**What to produce**. Copy every line of the entries that includes the word "route".

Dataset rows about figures
:::::

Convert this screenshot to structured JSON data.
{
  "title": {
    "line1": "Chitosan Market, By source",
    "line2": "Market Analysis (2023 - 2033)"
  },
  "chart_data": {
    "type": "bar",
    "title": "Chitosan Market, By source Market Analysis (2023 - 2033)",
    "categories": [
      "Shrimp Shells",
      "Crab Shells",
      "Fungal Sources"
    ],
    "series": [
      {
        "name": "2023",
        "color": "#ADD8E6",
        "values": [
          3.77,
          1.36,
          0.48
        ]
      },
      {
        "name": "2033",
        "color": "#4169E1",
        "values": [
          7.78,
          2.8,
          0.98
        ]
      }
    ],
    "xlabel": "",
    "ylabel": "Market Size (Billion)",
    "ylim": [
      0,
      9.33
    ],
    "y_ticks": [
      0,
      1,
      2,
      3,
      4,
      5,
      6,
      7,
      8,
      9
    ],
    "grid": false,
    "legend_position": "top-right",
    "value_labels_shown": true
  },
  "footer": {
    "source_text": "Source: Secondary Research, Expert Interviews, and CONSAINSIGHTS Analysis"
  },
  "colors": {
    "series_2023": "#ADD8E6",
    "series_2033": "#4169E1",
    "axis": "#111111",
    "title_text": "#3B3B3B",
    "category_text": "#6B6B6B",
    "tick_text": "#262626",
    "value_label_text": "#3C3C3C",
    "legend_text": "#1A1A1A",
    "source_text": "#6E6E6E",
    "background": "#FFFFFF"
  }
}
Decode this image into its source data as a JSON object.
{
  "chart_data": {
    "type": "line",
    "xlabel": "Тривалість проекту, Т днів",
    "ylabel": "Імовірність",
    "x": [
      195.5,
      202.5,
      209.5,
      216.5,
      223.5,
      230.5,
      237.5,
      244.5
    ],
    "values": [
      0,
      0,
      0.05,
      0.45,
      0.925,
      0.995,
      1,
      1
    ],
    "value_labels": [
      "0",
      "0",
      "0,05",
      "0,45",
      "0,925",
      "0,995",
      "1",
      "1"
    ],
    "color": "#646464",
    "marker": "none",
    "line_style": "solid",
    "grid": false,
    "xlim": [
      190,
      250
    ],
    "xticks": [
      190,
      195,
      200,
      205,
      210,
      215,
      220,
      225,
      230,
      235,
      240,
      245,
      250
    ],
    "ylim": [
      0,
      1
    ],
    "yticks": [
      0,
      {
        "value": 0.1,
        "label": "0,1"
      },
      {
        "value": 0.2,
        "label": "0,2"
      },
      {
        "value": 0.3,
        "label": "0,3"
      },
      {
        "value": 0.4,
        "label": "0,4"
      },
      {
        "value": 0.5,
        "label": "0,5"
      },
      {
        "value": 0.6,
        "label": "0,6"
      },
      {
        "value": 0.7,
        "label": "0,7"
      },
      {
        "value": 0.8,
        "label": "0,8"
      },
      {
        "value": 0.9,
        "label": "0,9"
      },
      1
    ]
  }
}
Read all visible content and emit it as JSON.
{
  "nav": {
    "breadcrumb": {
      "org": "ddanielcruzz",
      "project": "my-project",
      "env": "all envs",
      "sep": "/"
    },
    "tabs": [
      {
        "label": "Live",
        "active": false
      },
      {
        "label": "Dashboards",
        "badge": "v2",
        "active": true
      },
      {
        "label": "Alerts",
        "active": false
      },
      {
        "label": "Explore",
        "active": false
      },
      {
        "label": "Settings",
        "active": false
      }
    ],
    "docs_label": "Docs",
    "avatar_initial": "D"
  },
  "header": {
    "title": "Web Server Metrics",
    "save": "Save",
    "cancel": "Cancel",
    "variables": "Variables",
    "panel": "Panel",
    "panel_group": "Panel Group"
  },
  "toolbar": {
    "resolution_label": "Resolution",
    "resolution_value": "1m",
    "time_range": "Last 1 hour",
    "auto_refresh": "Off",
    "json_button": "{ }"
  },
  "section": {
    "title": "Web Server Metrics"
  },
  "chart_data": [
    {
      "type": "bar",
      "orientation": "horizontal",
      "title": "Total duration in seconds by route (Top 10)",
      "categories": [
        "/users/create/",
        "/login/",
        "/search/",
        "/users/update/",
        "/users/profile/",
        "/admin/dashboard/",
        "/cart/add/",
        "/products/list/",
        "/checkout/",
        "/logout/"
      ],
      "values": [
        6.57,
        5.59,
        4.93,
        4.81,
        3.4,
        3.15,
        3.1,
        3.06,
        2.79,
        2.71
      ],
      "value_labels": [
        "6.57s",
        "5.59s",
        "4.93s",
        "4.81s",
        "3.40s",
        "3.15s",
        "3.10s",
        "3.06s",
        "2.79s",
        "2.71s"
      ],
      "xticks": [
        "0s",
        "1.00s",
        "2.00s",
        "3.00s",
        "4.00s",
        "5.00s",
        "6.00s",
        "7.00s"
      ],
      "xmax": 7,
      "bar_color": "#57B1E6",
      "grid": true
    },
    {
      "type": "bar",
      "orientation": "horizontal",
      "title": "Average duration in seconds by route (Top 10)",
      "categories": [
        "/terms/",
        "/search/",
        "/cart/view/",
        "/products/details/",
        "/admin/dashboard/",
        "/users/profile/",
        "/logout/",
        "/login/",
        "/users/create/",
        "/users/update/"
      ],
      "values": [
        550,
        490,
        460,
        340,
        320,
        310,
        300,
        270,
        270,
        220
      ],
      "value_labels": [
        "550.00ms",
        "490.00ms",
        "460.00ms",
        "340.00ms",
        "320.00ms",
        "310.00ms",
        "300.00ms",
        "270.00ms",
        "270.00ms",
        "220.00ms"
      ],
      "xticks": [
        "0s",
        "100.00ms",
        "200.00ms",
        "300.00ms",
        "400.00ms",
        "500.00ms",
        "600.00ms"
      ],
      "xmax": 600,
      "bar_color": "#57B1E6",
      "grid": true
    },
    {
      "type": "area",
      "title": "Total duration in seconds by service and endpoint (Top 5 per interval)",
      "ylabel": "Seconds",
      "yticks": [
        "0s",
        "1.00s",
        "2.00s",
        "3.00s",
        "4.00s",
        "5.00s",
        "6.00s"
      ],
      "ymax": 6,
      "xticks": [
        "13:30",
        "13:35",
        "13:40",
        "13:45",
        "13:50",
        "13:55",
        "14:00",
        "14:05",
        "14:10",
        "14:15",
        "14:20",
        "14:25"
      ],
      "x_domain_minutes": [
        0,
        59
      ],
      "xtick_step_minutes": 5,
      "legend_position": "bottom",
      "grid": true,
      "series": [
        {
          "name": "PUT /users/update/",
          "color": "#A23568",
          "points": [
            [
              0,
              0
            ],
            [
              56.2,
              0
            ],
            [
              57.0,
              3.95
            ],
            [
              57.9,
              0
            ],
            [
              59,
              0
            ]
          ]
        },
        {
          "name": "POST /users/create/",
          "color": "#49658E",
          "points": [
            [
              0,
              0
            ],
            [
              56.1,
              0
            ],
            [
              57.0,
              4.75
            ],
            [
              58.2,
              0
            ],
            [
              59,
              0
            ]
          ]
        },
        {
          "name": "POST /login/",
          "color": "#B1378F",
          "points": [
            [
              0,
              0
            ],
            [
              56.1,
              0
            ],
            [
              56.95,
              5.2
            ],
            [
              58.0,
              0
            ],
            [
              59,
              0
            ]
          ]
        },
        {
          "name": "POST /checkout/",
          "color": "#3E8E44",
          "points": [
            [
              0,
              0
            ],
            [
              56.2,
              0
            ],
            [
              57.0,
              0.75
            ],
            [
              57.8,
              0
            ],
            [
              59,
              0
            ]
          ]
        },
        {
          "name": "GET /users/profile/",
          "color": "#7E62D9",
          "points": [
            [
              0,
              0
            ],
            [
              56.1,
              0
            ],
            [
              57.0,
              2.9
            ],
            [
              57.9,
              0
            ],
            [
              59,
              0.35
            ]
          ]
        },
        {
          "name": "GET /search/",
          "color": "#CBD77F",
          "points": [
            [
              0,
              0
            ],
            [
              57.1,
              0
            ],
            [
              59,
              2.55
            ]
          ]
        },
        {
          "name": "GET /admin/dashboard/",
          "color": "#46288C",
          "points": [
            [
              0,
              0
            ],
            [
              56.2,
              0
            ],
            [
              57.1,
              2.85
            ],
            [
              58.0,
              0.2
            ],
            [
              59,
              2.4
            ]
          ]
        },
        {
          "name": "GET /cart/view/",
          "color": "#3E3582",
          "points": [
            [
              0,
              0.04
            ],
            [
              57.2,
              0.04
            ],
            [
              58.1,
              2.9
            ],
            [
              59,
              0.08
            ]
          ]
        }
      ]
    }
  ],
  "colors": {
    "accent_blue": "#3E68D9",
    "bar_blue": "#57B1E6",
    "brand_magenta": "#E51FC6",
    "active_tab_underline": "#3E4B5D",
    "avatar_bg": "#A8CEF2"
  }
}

:::::

**Task solution**.
      "title": "Total duration in seconds by route (Top 10)",
      "title": "Average duration in seconds by route (Top 10)",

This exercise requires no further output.